PROBLEM DESCRIPTION:
Some lines in the listing below may include the string "circle". How many are there? Give only the number.

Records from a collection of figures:
----------------

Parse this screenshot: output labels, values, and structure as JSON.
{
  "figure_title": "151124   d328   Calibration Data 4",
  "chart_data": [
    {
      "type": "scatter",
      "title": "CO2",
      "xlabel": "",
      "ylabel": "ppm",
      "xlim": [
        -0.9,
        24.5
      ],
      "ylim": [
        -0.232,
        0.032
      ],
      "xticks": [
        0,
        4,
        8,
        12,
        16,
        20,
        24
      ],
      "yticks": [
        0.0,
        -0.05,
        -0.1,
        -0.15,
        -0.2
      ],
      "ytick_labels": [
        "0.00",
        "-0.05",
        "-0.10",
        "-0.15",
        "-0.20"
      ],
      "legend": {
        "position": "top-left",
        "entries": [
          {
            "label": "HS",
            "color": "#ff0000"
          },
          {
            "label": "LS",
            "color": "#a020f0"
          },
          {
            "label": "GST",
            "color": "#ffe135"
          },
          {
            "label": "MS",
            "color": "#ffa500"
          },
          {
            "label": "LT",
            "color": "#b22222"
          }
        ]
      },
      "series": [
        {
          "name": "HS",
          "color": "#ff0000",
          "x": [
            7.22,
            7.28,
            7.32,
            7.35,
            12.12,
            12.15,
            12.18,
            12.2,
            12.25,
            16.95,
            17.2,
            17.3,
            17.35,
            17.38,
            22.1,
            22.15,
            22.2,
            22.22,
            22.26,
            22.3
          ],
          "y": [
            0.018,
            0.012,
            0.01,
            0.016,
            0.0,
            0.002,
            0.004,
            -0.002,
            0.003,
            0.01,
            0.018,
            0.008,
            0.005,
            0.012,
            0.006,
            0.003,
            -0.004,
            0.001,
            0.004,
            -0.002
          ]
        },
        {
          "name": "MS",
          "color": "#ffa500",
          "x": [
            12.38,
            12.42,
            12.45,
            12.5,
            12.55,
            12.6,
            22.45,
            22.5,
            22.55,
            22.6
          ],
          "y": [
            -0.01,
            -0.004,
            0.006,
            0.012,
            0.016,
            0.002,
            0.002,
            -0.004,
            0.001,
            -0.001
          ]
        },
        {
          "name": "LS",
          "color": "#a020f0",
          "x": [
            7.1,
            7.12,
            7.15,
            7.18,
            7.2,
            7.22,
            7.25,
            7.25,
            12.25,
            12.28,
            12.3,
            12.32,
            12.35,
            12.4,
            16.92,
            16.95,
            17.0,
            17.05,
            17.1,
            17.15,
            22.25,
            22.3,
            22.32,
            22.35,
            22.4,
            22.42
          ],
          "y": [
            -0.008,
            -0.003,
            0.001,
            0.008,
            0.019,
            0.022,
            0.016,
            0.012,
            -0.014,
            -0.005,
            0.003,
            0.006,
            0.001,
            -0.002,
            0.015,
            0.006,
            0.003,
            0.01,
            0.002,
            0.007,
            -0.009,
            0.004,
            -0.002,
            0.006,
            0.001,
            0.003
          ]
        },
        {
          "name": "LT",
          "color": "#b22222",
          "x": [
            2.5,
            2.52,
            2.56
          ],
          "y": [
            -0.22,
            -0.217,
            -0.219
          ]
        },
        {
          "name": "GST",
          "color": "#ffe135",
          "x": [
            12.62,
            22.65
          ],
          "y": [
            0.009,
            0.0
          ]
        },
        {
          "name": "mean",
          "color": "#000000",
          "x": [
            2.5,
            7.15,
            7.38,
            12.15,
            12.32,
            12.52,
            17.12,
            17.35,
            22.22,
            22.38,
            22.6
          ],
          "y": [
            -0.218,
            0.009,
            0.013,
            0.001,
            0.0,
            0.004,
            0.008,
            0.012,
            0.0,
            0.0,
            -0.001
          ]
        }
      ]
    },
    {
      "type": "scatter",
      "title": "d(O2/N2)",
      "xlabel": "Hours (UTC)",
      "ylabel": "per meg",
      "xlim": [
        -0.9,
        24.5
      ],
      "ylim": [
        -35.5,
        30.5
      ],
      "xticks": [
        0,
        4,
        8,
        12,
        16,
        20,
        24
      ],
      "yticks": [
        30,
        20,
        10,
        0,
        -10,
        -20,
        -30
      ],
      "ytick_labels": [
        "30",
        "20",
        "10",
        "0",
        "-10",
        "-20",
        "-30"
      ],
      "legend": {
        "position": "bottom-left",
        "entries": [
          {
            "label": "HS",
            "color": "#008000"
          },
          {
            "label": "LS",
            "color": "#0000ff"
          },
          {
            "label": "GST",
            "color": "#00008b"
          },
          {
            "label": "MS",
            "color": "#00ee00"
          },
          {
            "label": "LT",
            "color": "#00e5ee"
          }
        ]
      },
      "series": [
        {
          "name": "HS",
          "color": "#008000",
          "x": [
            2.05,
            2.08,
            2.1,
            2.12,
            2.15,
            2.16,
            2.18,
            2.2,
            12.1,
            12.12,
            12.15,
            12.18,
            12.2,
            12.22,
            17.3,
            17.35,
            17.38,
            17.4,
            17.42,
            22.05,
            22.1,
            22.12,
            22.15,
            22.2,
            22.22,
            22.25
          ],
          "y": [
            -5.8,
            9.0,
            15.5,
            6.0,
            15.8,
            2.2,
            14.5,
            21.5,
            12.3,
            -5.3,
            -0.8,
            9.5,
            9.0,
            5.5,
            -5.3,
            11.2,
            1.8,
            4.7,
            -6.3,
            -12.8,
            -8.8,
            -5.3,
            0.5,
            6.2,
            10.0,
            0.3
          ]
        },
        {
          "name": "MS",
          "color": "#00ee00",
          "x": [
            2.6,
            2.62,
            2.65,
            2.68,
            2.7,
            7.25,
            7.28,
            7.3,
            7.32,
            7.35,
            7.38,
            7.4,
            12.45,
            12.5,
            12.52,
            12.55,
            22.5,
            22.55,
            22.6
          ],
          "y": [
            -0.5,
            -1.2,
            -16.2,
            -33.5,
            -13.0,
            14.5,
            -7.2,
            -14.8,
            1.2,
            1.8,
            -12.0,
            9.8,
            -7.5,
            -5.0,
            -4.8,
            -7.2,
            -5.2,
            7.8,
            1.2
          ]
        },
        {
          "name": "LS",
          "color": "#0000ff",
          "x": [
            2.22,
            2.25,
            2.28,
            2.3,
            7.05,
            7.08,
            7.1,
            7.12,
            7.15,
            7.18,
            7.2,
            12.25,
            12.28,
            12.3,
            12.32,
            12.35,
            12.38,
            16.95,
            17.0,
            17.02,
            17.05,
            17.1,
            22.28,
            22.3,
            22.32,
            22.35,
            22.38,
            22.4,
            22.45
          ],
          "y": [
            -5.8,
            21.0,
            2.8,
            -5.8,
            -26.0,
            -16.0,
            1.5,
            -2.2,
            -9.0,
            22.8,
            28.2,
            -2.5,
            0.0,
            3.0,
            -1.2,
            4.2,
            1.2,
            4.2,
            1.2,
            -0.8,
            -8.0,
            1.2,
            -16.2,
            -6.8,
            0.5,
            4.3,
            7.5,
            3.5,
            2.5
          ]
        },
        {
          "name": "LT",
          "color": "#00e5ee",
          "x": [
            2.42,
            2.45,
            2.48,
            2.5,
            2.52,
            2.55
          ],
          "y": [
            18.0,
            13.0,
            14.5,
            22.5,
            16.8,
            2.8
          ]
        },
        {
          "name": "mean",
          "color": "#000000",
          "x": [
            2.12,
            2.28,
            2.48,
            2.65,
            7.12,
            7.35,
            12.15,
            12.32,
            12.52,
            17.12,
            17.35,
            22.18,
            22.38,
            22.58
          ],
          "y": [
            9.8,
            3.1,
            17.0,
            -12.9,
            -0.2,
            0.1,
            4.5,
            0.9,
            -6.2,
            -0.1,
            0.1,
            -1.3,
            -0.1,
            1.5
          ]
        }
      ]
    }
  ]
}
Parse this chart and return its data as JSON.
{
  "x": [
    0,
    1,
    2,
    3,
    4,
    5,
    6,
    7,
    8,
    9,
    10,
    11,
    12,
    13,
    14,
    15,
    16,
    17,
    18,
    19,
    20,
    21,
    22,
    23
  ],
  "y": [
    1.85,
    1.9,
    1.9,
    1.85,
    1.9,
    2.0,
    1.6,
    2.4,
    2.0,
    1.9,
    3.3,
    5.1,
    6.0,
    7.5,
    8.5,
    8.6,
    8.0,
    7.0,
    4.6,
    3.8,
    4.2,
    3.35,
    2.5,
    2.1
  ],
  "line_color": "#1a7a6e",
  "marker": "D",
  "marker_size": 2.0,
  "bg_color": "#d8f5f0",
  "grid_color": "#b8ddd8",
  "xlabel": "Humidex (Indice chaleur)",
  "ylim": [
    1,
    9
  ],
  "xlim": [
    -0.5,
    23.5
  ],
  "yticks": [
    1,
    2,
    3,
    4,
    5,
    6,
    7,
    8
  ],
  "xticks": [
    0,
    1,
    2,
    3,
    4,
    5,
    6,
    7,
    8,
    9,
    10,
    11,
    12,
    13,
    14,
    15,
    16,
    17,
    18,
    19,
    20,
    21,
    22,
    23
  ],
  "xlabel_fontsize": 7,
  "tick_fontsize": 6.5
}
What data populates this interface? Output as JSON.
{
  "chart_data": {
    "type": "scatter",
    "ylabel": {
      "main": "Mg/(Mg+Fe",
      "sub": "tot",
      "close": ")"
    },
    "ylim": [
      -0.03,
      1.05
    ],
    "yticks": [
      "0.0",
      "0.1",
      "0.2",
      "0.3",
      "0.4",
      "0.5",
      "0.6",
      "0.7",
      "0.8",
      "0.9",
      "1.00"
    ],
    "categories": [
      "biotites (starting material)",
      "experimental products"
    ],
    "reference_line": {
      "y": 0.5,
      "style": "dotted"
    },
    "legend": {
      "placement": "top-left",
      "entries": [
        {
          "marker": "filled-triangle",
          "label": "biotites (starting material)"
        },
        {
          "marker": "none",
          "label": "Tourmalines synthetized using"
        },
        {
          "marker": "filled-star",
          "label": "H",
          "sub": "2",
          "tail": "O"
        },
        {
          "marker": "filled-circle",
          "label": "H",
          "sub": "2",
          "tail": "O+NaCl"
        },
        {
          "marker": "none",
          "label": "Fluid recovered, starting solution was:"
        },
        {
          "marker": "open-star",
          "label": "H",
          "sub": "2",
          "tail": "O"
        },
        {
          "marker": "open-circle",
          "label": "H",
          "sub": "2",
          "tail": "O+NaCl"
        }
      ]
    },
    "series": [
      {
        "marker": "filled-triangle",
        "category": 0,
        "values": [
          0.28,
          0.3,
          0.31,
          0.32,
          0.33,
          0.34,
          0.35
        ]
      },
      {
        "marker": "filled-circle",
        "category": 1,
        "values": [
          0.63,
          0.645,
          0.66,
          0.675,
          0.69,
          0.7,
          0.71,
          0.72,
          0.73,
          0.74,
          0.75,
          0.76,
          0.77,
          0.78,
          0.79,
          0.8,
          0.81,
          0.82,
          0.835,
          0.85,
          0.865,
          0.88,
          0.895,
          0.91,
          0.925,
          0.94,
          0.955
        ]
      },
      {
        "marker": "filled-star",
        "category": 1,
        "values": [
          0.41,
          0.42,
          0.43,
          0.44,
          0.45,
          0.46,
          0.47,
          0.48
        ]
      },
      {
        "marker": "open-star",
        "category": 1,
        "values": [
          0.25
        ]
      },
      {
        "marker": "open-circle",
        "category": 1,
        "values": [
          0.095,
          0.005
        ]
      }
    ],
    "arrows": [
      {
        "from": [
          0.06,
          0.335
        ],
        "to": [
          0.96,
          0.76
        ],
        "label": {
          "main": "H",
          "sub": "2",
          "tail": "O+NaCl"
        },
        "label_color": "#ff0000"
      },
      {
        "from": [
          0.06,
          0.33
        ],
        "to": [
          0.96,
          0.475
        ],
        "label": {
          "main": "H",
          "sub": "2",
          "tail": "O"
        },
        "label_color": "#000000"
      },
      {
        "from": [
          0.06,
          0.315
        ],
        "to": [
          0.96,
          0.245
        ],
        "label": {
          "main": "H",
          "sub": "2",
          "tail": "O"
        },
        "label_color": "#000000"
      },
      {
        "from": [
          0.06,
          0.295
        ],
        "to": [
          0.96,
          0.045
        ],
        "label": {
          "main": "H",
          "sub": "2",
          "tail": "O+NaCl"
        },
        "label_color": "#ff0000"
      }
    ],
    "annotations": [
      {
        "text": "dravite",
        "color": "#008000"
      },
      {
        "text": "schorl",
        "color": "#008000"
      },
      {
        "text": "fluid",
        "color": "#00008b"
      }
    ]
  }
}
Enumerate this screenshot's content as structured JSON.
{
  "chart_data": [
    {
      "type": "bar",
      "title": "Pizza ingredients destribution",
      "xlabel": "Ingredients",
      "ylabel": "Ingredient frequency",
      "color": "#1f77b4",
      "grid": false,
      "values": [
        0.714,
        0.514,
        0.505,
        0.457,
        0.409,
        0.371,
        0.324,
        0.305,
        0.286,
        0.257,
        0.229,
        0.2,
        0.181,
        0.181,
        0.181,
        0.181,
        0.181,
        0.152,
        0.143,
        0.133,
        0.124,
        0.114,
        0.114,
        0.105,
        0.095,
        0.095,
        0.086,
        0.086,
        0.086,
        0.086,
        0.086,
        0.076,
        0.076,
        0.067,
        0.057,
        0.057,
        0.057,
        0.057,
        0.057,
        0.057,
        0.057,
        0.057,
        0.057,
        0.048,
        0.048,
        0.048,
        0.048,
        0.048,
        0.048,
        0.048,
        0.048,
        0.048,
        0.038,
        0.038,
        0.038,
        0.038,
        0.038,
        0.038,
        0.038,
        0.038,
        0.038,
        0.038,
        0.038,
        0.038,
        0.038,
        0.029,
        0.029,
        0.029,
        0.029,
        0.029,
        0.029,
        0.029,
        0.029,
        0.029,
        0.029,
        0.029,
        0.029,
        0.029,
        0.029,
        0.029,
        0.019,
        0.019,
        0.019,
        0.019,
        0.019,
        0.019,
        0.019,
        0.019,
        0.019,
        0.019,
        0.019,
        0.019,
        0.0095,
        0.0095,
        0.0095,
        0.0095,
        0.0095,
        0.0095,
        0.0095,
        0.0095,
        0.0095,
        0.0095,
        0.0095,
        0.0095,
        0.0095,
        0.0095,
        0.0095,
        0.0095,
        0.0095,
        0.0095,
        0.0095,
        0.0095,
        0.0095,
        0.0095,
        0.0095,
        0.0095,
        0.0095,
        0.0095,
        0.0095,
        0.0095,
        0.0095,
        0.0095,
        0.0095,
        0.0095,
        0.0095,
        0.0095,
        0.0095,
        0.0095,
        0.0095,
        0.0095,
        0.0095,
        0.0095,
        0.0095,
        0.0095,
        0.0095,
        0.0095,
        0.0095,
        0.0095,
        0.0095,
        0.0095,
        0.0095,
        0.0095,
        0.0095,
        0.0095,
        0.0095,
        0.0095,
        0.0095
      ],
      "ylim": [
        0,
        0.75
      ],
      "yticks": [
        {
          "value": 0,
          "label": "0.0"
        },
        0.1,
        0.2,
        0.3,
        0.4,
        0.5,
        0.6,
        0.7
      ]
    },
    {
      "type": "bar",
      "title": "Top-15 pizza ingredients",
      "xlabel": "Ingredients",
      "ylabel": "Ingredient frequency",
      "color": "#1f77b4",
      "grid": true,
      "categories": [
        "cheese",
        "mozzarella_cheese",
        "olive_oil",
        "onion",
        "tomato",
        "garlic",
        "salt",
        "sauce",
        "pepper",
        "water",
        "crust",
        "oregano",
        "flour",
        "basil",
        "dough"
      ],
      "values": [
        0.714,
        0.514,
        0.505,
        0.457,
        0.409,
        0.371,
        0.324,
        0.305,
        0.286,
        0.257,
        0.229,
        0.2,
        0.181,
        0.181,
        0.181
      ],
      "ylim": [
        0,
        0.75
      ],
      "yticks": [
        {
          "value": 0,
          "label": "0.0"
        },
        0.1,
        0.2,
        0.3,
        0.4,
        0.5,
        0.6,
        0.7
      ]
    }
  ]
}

----------------

FINISHED TASK:
4